DATA SECTION:
-- start --

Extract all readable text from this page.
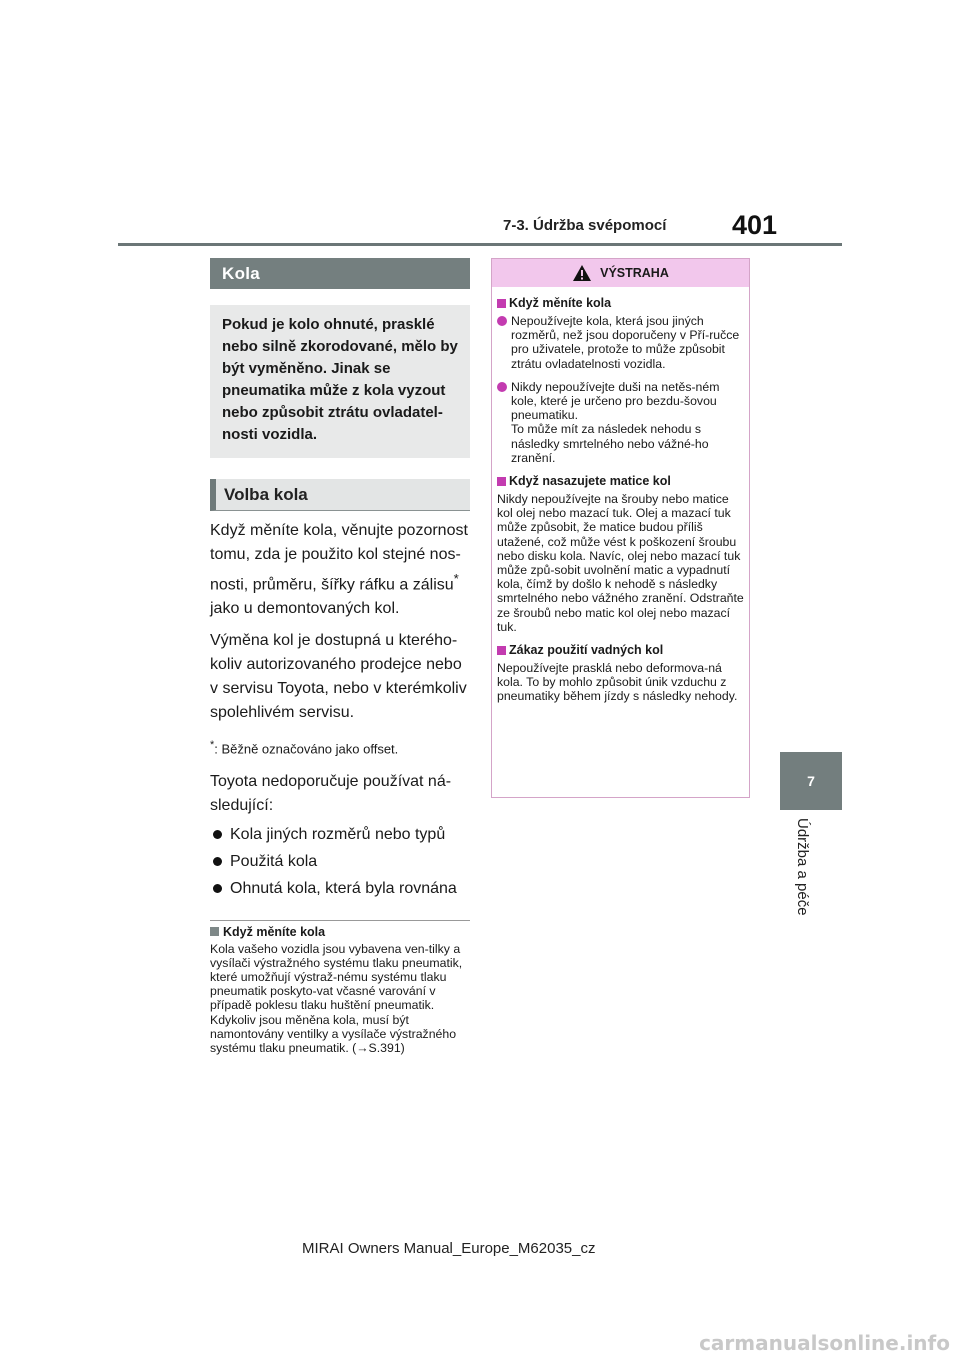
7-3. Údržba svépomocí 401
7
Údržba a péče
Kola
Pokud je kolo ohnuté, prasklé nebo silně zkorodované, mělo by být vyměněno. Jinak se pneumatika může z kola vyzout nebo způsobit ztrátu ovladatel-nosti vozidla.
Volba kola

Když měníte kola, věnujte pozornost tomu, zda je použito kol stejné nos-nosti, průměru, šířky ráfku a zálisu* jako u demontovaných kol.

Výměna kol je dostupná u kterého-koliv autorizovaného prodejce nebo v servisu Toyota, nebo v kterémkoliv spolehlivém servisu.

*: Běžně označováno jako offset.

Toyota nedoporučuje používat ná-sledující:

Kola jiných rozměrů nebo typů
Použitá kola
Ohnutá kola, která byla rovnána
Když měníte kola
Kola vašeho vozidla jsou vybavena ven-tilky a vysílači výstražného systému tlaku pneumatik, které umožňují výstraž-nému systému tlaku pneumatik poskyto-vat včasné varování v případě poklesu tlaku huštění pneumatik. Kdykoliv jsou měněna kola, musí být namontovány ventilky a vysílače výstražného systému tlaku pneumatik. (→S.391)
VÝSTRAHA
Když měníte kola
Nepoužívejte kola, která jsou jiných rozměrů, než jsou doporučeny v Pří-ručce pro uživatele, protože to může způsobit ztrátu ovladatelnosti vozidla.
Nikdy nepoužívejte duši na netěs-ném kole, které je určeno pro bezdu-šovou pneumatiku.
To může mít za následek nehodu s následky smrtelného nebo vážné-ho zranění.
Když nasazujete matice kol
Nikdy nepoužívejte na šrouby nebo matice kol olej nebo mazací tuk. Olej a mazací tuk může způsobit, že matice budou příliš utažené, což může vést k poškození šroubu nebo disku kola. Navíc, olej nebo mazací tuk může způ-sobit uvolnění matic a vypadnutí kola, čímž by došlo k nehodě s následky smrtelného nebo vážného zranění. Odstraňte ze šroubů nebo matic kol olej nebo mazací tuk.
Zákaz použití vadných kol
Nepoužívejte prasklá nebo deformova-ná kola. To by mohlo způsobit únik vzduchu z pneumatiky během jízdy s následky nehody.
MIRAI Owners Manual_Europe_M62035_cz
carmanualsonline.info
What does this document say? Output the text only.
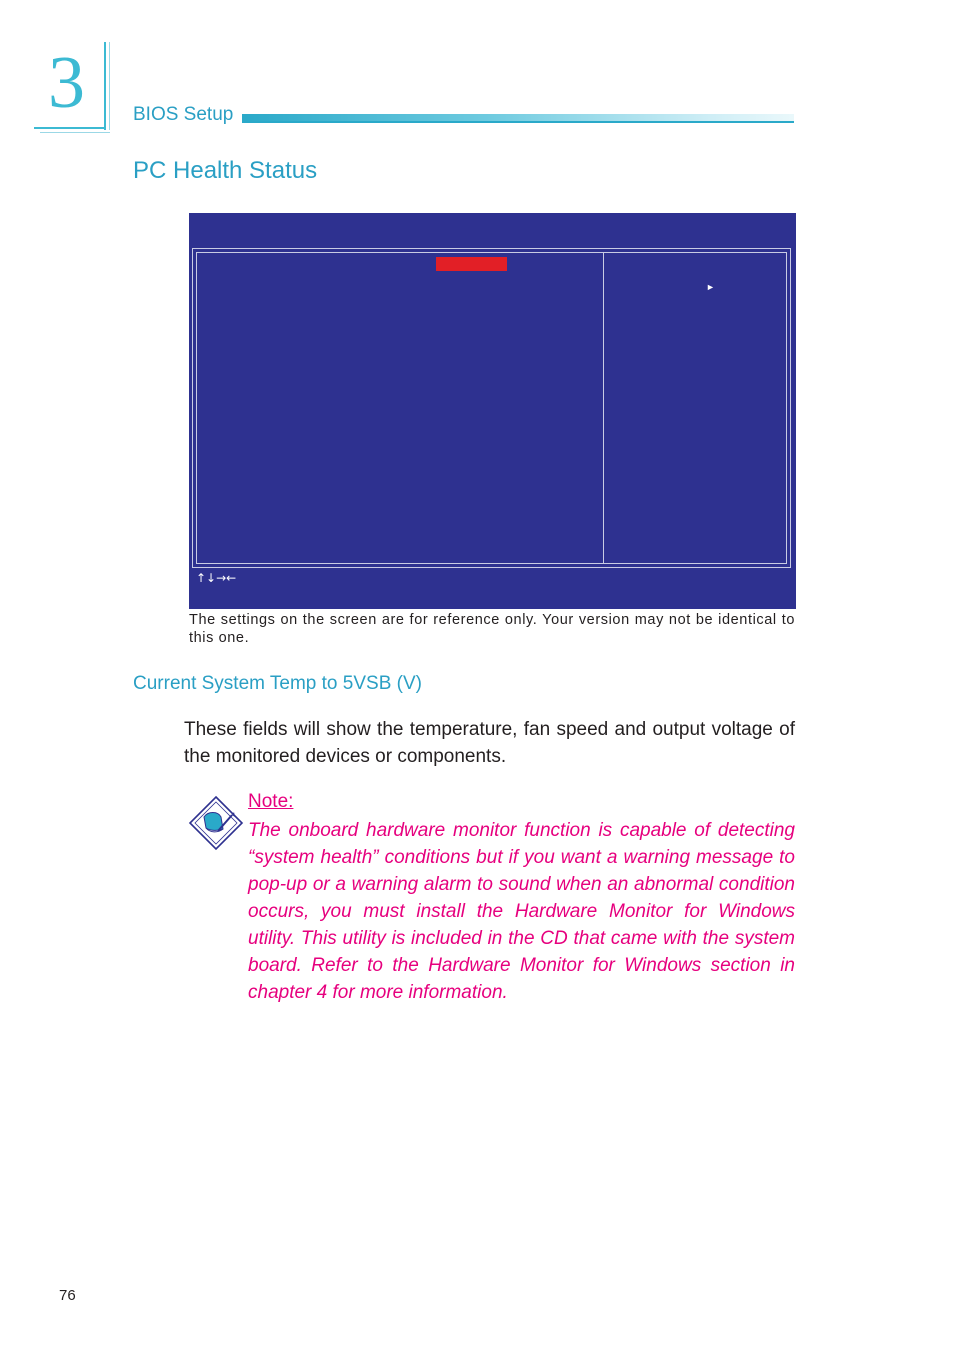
3	BIOS Setup
PC Health Status
►
↑↓→←
The settings on the screen are for reference only. Your version may not be identical to this one.
Current System Temp to 5VSB (V)
These fields will show the temperature, fan speed and output voltage of the monitored devices or components.
Note:
The onboard hardware monitor function is capable of detecting “system health” conditions but if you want a warning message to pop-up or a warning alarm to sound when an abnormal condition occurs, you must install the Hardware Monitor for Windows utility. This utility is included in the CD that came with the system board. Refer to the Hardware Monitor for Windows section in chapter 4 for more information.
76
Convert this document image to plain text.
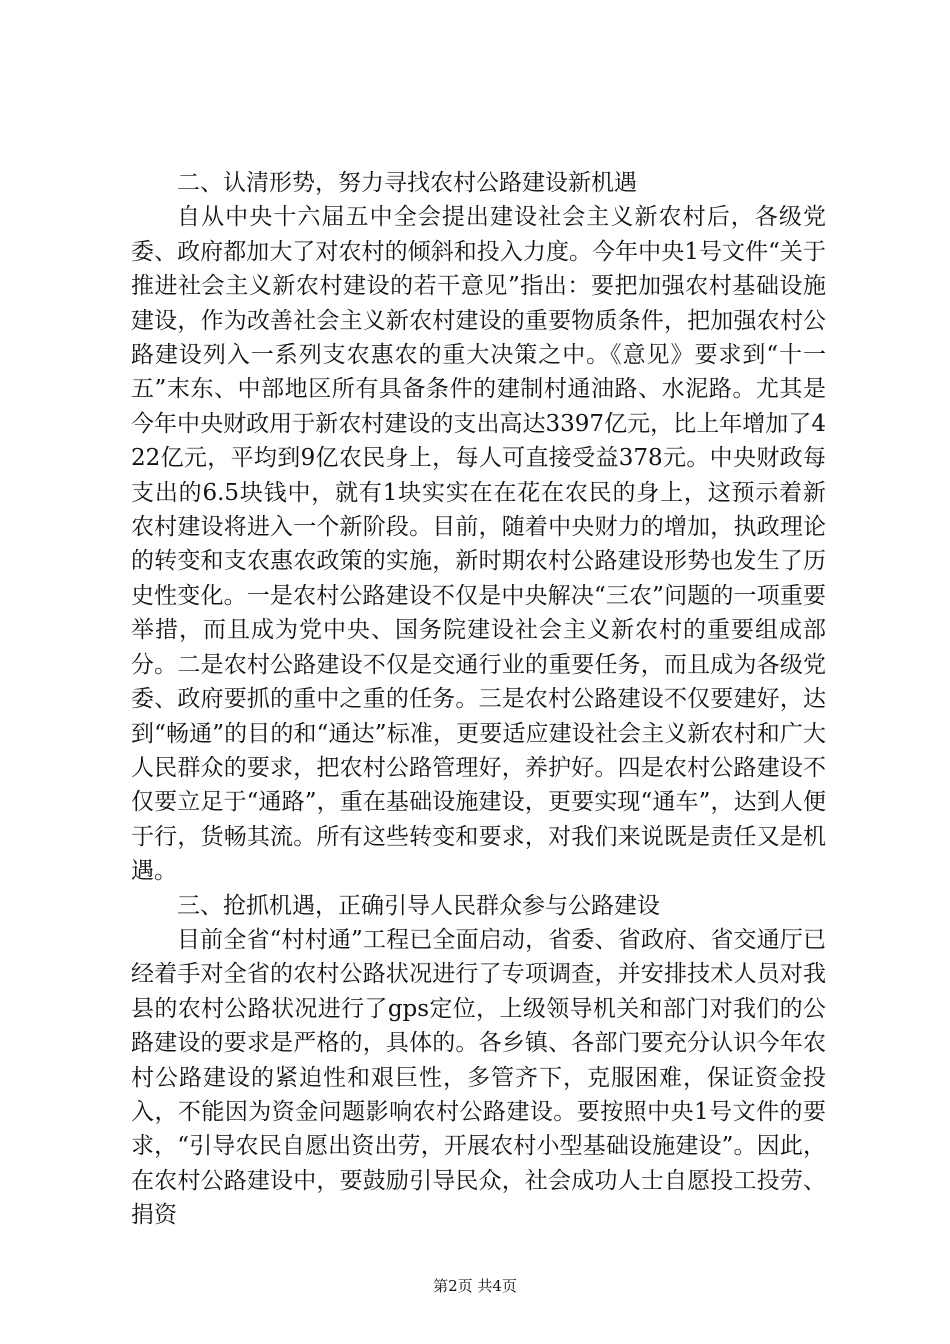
二、认清形势，努力寻找农村公路建设新机遇

自从中央十六届五中全会提出建设社会主义新农村后，各级党委、政府都加大了对农村的倾斜和投入力度。今年中央1号文件“关于推进社会主义新农村建设的若干意见”指出：要把加强农村基础设施建设，作为改善社会主义新农村建设的重要物质条件，把加强农村公路建设列入一系列支农惠农的重大决策之中。《意见》要求到“十一五”末东、中部地区所有具备条件的建制村通油路、水泥路。尤其是今年中央财政用于新农村建设的支出高达3397亿元，比上年增加了422亿元，平均到9亿农民身上，每人可直接受益378元。中央财政每支出的6.5块钱中，就有1块实实在在花在农民的身上，这预示着新农村建设将进入一个新阶段。目前，随着中央财力的增加，执政理论的转变和支农惠农政策的实施，新时期农村公路建设形势也发生了历史性变化。一是农村公路建设不仅是中央解决“三农”问题的一项重要举措，而且成为党中央、国务院建设社会主义新农村的重要组成部分。二是农村公路建设不仅是交通行业的重要任务，而且成为各级党委、政府要抓的重中之重的任务。三是农村公路建设不仅要建好，达到“畅通”的目的和“通达”标准，更要适应建设社会主义新农村和广大人民群众的要求，把农村公路管理好，养护好。四是农村公路建设不仅要立足于“通路”，重在基础设施建设，更要实现“通车”，达到人便于行，货畅其流。所有这些转变和要求，对我们来说既是责任又是机遇。

三、抢抓机遇，正确引导人民群众参与公路建设

目前全省“村村通”工程已全面启动，省委、省政府、省交通厅已经着手对全省的农村公路状况进行了专项调查，并安排技术人员对我县的农村公路状况进行了gps定位，上级领导机关和部门对我们的公路建设的要求是严格的，具体的。各乡镇、各部门要充分认识今年农村公路建设的紧迫性和艰巨性，多管齐下，克服困难，保证资金投入，不能因为资金问题影响农村公路建设。要按照中央1号文件的要求，“引导农民自愿出资出劳，开展农村小型基础设施建设”。因此，在农村公路建设中，要鼓励引导民众，社会成功人士自愿投工投劳、捐资

第2页 共4页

-- end --

AIM OF THE TASK:
Locate all lines holding the word "vozidla", then copy them out.

EXERCISE ANSWER:
Pokud je kolo ohnuté, prasklé nebo silně zkorodované, mělo by být vyměněno. Jinak se pneumatika může z kola vyzout nebo způsobit ztrátu ovladatel-nosti vozidla.
Kola vašeho vozidla jsou vybavena ven-tilky a vysílači výstražného systému tlaku pneumatik, které umožňují výstraž-nému systému tlaku pneumatik poskyto-vat včasné varování v případě poklesu tlaku huštění pneumatik. Kdykoliv jsou měněna kola, musí být namontovány ventilky a vysílače výstražného systému tlaku pneumatik. (→S.391)
Nepoužívejte kola, která jsou jiných rozměrů, než jsou doporučeny v Pří-ručce pro uživatele, protože to může způsobit ztrátu ovladatelnosti vozidla.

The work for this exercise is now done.